Entries from a visual dataset:
====
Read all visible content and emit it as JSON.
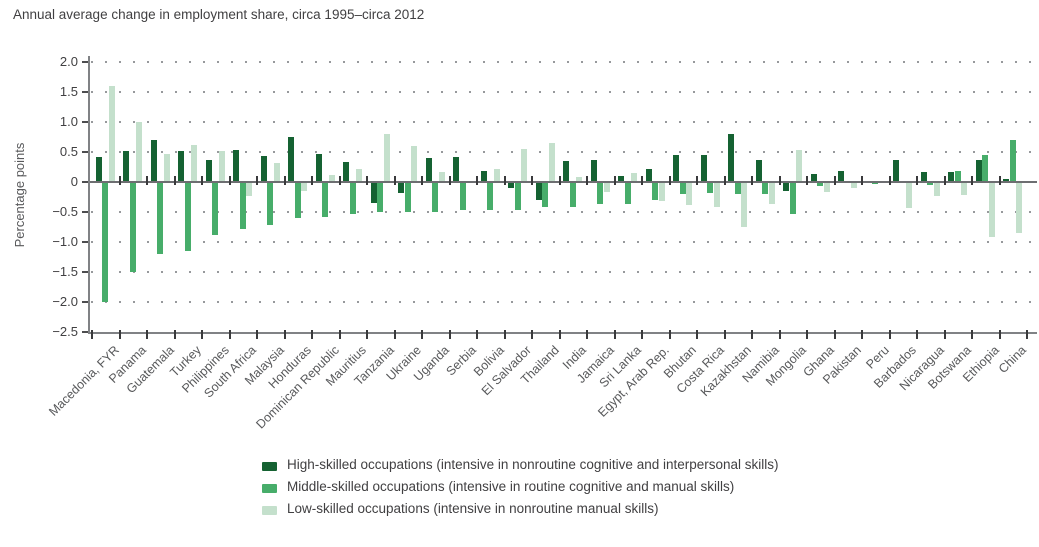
{
  "title": "Annual average change in employment share, circa 1995–circa 2012",
  "y_axis": {
    "label": "Percentage points",
    "tick_labels": [
      "2.0",
      "1.5",
      "1.0",
      "0.5",
      "0",
      "−0.5",
      "−1.0",
      "−1.5",
      "−2.0",
      "−2.5"
    ],
    "tick_values": [
      2,
      1.5,
      1,
      0.5,
      0,
      -0.5,
      -1,
      -1.5,
      -2,
      -2.5
    ]
  },
  "legend": [
    {
      "id": "high",
      "label": "High-skilled occupations (intensive in nonroutine cognitive and interpersonal skills)",
      "color": "#156232"
    },
    {
      "id": "middle",
      "label": "Middle-skilled occupations (intensive in routine cognitive and manual skills)",
      "color": "#47ad6a"
    },
    {
      "id": "low",
      "label": "Low-skilled occupations (intensive in nonroutine manual skills)",
      "color": "#c4e0cc"
    }
  ],
  "chart_data": {
    "type": "bar",
    "title": "Annual average change in employment share, circa 1995–circa 2012",
    "xlabel": "",
    "ylabel": "Percentage points",
    "ylim": [
      -2.5,
      2.0
    ],
    "grid": "dotted horizontal lines every 0.5, solid line at 0",
    "legend_position": "bottom",
    "categories": [
      "Macedonia, FYR",
      "Panama",
      "Guatemala",
      "Turkey",
      "Philippines",
      "South Africa",
      "Malaysia",
      "Honduras",
      "Dominican Republic",
      "Mauritius",
      "Tanzania",
      "Ukraine",
      "Uganda",
      "Serbia",
      "Bolivia",
      "El Salvador",
      "Thailand",
      "India",
      "Jamaica",
      "Sri Lanka",
      "Egypt, Arab Rep.",
      "Bhutan",
      "Costa Rica",
      "Kazakhstan",
      "Namibia",
      "Mongolia",
      "Ghana",
      "Pakistan",
      "Peru",
      "Barbados",
      "Nicaragua",
      "Botswana",
      "Ethiopia",
      "China"
    ],
    "series": [
      {
        "name": "High-skilled occupations (intensive in nonroutine cognitive and interpersonal skills)",
        "key": "high",
        "color": "#156232",
        "values": [
          0.42,
          0.52,
          0.7,
          0.52,
          0.37,
          0.54,
          0.43,
          0.76,
          0.47,
          0.34,
          -0.35,
          -0.18,
          0.4,
          0.42,
          0.19,
          -0.1,
          -0.3,
          0.35,
          0.36,
          0.1,
          0.21,
          0.45,
          0.45,
          0.8,
          0.37,
          -0.15,
          0.14,
          0.19,
          0.02,
          0.37,
          0.16,
          0.17,
          0.37,
          0.05
        ]
      },
      {
        "name": "Middle-skilled occupations (intensive in routine cognitive and manual skills)",
        "key": "middle",
        "color": "#47ad6a",
        "values": [
          -2.0,
          -1.5,
          -1.2,
          -1.16,
          -0.88,
          -0.78,
          -0.72,
          -0.61,
          -0.58,
          -0.54,
          -0.5,
          -0.5,
          -0.5,
          -0.47,
          -0.47,
          -0.46,
          -0.42,
          -0.42,
          -0.36,
          -0.36,
          -0.3,
          -0.2,
          -0.18,
          -0.2,
          -0.2,
          -0.54,
          -0.07,
          -0.02,
          -0.04,
          -0.02,
          -0.05,
          0.18,
          0.45,
          0.7
        ]
      },
      {
        "name": "Low-skilled occupations (intensive in nonroutine manual skills)",
        "key": "low",
        "color": "#c4e0cc",
        "values": [
          1.6,
          1.0,
          0.47,
          0.62,
          0.52,
          -0.24,
          0.32,
          -0.15,
          0.12,
          0.21,
          0.8,
          0.6,
          0.16,
          0.0,
          0.22,
          0.55,
          0.65,
          0.09,
          -0.17,
          0.15,
          -0.32,
          -0.38,
          -0.41,
          -0.75,
          -0.36,
          0.53,
          -0.16,
          -0.1,
          0.02,
          -0.44,
          -0.24,
          -0.22,
          -0.92,
          -0.85
        ]
      }
    ]
  }
}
====
### YOUR TASK
Transcribe the listing in full and omit the pictures.

### COMPLETED TASK
Read all visible content and emit it as JSON.
{
  "title": "Annual average change in employment share, circa 1995–circa 2012",
  "y_axis": {
    "label": "Percentage points",
    "tick_labels": [
      "2.0",
      "1.5",
      "1.0",
      "0.5",
      "0",
      "−0.5",
      "−1.0",
      "−1.5",
      "−2.0",
      "−2.5"
    ],
    "tick_values": [
      2,
      1.5,
      1,
      0.5,
      0,
      -0.5,
      -1,
      -1.5,
      -2,
      -2.5
    ]
  },
  "legend": [
    {
      "id": "high",
      "label": "High-skilled occupations (intensive in nonroutine cognitive and interpersonal skills)",
      "color": "#156232"
    },
    {
      "id": "middle",
      "label": "Middle-skilled occupations (intensive in routine cognitive and manual skills)",
      "color": "#47ad6a"
    },
    {
      "id": "low",
      "label": "Low-skilled occupations (intensive in nonroutine manual skills)",
      "color": "#c4e0cc"
    }
  ],
  "chart_data": {
    "type": "bar",
    "title": "Annual average change in employment share, circa 1995–circa 2012",
    "xlabel": "",
    "ylabel": "Percentage points",
    "ylim": [
      -2.5,
      2.0
    ],
    "grid": "dotted horizontal lines every 0.5, solid line at 0",
    "legend_position": "bottom",
    "categories": [
      "Macedonia, FYR",
      "Panama",
      "Guatemala",
      "Turkey",
      "Philippines",
      "South Africa",
      "Malaysia",
      "Honduras",
      "Dominican Republic",
      "Mauritius",
      "Tanzania",
      "Ukraine",
      "Uganda",
      "Serbia",
      "Bolivia",
      "El Salvador",
      "Thailand",
      "India",
      "Jamaica",
      "Sri Lanka",
      "Egypt, Arab Rep.",
      "Bhutan",
      "Costa Rica",
      "Kazakhstan",
      "Namibia",
      "Mongolia",
      "Ghana",
      "Pakistan",
      "Peru",
      "Barbados",
      "Nicaragua",
      "Botswana",
      "Ethiopia",
      "China"
    ],
    "series": [
      {
        "name": "High-skilled occupations (intensive in nonroutine cognitive and interpersonal skills)",
        "key": "high",
        "color": "#156232",
        "values": [
          0.42,
          0.52,
          0.7,
          0.52,
          0.37,
          0.54,
          0.43,
          0.76,
          0.47,
          0.34,
          -0.35,
          -0.18,
          0.4,
          0.42,
          0.19,
          -0.1,
          -0.3,
          0.35,
          0.36,
          0.1,
          0.21,
          0.45,
          0.45,
          0.8,
          0.37,
          -0.15,
          0.14,
          0.19,
          0.02,
          0.37,
          0.16,
          0.17,
          0.37,
          0.05
        ]
      },
      {
        "name": "Middle-skilled occupations (intensive in routine cognitive and manual skills)",
        "key": "middle",
        "color": "#47ad6a",
        "values": [
          -2.0,
          -1.5,
          -1.2,
          -1.16,
          -0.88,
          -0.78,
          -0.72,
          -0.61,
          -0.58,
          -0.54,
          -0.5,
          -0.5,
          -0.5,
          -0.47,
          -0.47,
          -0.46,
          -0.42,
          -0.42,
          -0.36,
          -0.36,
          -0.3,
          -0.2,
          -0.18,
          -0.2,
          -0.2,
          -0.54,
          -0.07,
          -0.02,
          -0.04,
          -0.02,
          -0.05,
          0.18,
          0.45,
          0.7
        ]
      },
      {
        "name": "Low-skilled occupations (intensive in nonroutine manual skills)",
        "key": "low",
        "color": "#c4e0cc",
        "values": [
          1.6,
          1.0,
          0.47,
          0.62,
          0.52,
          -0.24,
          0.32,
          -0.15,
          0.12,
          0.21,
          0.8,
          0.6,
          0.16,
          0.0,
          0.22,
          0.55,
          0.65,
          0.09,
          -0.17,
          0.15,
          -0.32,
          -0.38,
          -0.41,
          -0.75,
          -0.36,
          0.53,
          -0.16,
          -0.1,
          0.02,
          -0.44,
          -0.24,
          -0.22,
          -0.92,
          -0.85
        ]
      }
    ]
  }
}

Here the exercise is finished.